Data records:
——

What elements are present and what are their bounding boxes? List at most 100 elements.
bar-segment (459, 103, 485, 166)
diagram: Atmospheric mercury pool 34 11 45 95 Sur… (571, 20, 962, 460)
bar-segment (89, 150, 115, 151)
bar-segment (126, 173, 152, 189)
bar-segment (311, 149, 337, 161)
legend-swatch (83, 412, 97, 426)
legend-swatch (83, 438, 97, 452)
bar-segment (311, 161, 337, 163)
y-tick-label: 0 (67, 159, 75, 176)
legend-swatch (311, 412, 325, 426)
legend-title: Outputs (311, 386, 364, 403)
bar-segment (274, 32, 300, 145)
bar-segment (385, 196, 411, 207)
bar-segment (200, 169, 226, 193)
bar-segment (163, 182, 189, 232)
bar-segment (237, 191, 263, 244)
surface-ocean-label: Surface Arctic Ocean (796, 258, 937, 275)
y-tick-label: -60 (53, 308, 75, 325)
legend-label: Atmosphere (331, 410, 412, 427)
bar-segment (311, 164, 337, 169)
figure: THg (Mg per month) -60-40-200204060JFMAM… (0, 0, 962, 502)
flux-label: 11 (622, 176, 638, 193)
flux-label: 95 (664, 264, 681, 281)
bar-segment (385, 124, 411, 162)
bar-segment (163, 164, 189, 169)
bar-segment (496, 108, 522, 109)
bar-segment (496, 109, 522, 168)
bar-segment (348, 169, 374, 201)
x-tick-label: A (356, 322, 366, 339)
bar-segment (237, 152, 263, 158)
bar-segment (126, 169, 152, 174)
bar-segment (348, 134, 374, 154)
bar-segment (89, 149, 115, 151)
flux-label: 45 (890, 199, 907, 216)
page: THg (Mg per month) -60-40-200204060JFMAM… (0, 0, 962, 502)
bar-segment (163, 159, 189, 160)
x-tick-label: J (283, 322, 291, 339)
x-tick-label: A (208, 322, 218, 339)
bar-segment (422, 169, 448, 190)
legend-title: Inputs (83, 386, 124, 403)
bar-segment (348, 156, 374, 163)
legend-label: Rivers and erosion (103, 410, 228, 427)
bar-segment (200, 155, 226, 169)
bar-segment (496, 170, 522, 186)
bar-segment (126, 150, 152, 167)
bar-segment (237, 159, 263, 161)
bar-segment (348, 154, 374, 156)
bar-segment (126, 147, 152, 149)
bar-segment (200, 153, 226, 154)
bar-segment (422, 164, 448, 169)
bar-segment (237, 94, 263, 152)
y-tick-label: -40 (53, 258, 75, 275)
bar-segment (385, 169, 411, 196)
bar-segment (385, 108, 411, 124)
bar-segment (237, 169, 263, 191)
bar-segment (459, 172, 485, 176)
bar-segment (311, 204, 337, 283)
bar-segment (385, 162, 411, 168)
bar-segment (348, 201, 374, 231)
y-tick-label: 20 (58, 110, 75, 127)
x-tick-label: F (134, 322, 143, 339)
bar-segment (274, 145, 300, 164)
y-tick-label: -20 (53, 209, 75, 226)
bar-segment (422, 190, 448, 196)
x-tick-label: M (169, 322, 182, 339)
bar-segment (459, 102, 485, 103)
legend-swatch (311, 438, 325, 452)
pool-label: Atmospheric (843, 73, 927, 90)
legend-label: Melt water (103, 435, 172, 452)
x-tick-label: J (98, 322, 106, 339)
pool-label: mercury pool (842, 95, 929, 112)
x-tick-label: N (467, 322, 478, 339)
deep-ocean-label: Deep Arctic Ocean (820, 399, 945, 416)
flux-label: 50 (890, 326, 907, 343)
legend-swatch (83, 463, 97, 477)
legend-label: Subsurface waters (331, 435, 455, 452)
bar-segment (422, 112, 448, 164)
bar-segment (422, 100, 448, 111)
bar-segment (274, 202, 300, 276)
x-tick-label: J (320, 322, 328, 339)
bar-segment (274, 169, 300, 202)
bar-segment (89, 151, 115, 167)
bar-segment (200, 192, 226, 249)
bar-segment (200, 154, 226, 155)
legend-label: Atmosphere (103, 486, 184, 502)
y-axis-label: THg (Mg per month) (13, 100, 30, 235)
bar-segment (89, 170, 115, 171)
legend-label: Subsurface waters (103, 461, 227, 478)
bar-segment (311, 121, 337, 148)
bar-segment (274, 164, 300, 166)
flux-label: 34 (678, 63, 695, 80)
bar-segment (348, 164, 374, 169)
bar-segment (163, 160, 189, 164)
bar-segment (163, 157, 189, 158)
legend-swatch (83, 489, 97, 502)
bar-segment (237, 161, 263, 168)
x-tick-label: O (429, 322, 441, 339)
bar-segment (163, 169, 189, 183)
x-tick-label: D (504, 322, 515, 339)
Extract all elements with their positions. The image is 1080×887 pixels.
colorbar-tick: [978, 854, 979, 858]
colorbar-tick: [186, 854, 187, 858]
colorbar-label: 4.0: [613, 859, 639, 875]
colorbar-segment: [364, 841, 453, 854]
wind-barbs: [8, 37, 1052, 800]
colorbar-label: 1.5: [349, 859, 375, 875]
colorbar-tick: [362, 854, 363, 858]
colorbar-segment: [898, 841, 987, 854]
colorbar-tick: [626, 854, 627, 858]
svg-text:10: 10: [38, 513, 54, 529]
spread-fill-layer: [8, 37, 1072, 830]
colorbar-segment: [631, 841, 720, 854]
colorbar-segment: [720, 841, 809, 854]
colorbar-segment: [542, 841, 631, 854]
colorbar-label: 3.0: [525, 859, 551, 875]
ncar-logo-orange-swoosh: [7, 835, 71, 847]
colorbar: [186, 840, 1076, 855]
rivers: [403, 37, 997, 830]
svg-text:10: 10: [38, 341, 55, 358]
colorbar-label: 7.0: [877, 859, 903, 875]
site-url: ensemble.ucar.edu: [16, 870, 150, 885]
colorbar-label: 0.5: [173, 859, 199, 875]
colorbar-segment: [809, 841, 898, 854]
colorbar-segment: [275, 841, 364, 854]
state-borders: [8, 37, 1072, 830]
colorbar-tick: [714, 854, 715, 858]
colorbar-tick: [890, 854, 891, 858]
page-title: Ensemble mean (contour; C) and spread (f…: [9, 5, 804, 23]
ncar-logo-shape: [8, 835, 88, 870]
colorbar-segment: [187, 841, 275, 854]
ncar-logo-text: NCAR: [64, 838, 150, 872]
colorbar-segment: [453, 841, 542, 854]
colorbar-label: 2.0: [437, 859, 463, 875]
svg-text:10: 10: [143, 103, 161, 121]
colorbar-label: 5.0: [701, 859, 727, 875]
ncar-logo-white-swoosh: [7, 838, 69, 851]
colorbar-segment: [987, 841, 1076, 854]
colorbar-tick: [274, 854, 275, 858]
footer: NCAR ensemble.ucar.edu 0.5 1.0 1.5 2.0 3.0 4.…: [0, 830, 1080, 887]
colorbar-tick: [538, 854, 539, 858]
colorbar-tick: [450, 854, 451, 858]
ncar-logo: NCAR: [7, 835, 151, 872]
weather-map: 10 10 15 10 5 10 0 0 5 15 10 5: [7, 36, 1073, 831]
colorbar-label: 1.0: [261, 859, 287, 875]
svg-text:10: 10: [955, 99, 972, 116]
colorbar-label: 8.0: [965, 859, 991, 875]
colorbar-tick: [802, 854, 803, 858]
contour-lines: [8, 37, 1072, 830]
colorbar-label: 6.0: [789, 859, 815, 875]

——

> **Work to do**
Find each line in the material above that contains the word "elements" and copy it out in full. Case counts.

> **Finished task**
What elements are present and what are their bounding boxes? List at most 100 elements.
Extract all elements with their positions. The image is 1080×887 pixels.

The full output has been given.